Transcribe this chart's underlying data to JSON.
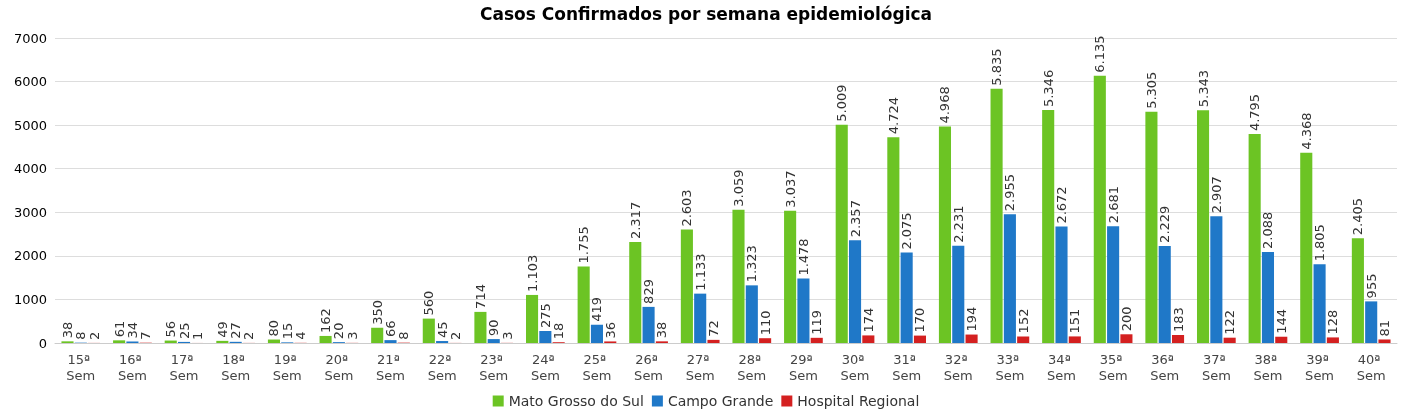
{
  "chart_data": {
    "type": "bar",
    "title": "Casos Confirmados por semana epidemiológica",
    "categories": [
      "15ª Sem",
      "16ª Sem",
      "17ª Sem",
      "18ª Sem",
      "19ª Sem",
      "20ª Sem",
      "21ª Sem",
      "22ª Sem",
      "23ª Sem",
      "24ª Sem",
      "25ª Sem",
      "26ª Sem",
      "27ª Sem",
      "28ª Sem",
      "29ª Sem",
      "30ª Sem",
      "31ª Sem",
      "32ª Sem",
      "33ª Sem",
      "34ª Sem",
      "35ª Sem",
      "36ª Sem",
      "37ª Sem",
      "38ª Sem",
      "39ª Sem",
      "40ª Sem"
    ],
    "series": [
      {
        "name": "Mato Grosso do Sul",
        "color": "#6cc424",
        "values": [
          38,
          61,
          56,
          49,
          80,
          162,
          350,
          560,
          714,
          1103,
          1755,
          2317,
          2603,
          3059,
          3037,
          5009,
          4724,
          4968,
          5835,
          5346,
          6135,
          5305,
          5343,
          4795,
          4368,
          2405
        ],
        "value_labels": [
          "38",
          "61",
          "56",
          "49",
          "80",
          "162",
          "350",
          "560",
          "714",
          "1.103",
          "1.755",
          "2.317",
          "2.603",
          "3.059",
          "3.037",
          "5.009",
          "4.724",
          "4.968",
          "5.835",
          "5.346",
          "6.135",
          "5.305",
          "5.343",
          "4.795",
          "4.368",
          "2.405"
        ]
      },
      {
        "name": "Campo Grande",
        "color": "#1f78c8",
        "values": [
          8,
          34,
          25,
          27,
          15,
          20,
          66,
          45,
          90,
          275,
          419,
          829,
          1133,
          1323,
          1478,
          2357,
          2075,
          2231,
          2955,
          2672,
          2681,
          2229,
          2907,
          2088,
          1805,
          955
        ],
        "value_labels": [
          "8",
          "34",
          "25",
          "27",
          "15",
          "20",
          "66",
          "45",
          "90",
          "275",
          "419",
          "829",
          "1.133",
          "1.323",
          "1.478",
          "2.357",
          "2.075",
          "2.231",
          "2.955",
          "2.672",
          "2.681",
          "2.229",
          "2.907",
          "2.088",
          "1.805",
          "955"
        ]
      },
      {
        "name": "Hospital Regional",
        "color": "#d42020",
        "values": [
          2,
          7,
          1,
          2,
          4,
          3,
          8,
          2,
          3,
          18,
          36,
          38,
          72,
          110,
          119,
          174,
          170,
          194,
          152,
          151,
          200,
          183,
          122,
          144,
          128,
          81
        ],
        "value_labels": [
          "2",
          "7",
          "1",
          "2",
          "4",
          "3",
          "8",
          "2",
          "3",
          "18",
          "36",
          "38",
          "72",
          "110",
          "119",
          "174",
          "170",
          "194",
          "152",
          "151",
          "200",
          "183",
          "122",
          "144",
          "128",
          "81"
        ]
      }
    ],
    "ylim": [
      0,
      7000
    ],
    "yticks": [
      0,
      1000,
      2000,
      3000,
      4000,
      5000,
      6000,
      7000
    ],
    "grid": "y",
    "legend": "bottom"
  }
}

——

#### Work to be completed
Identify every line where the string "color" appears.

#### Response
        "color": "#6cc424",
        "color": "#1f78c8",
        "color": "#d42020",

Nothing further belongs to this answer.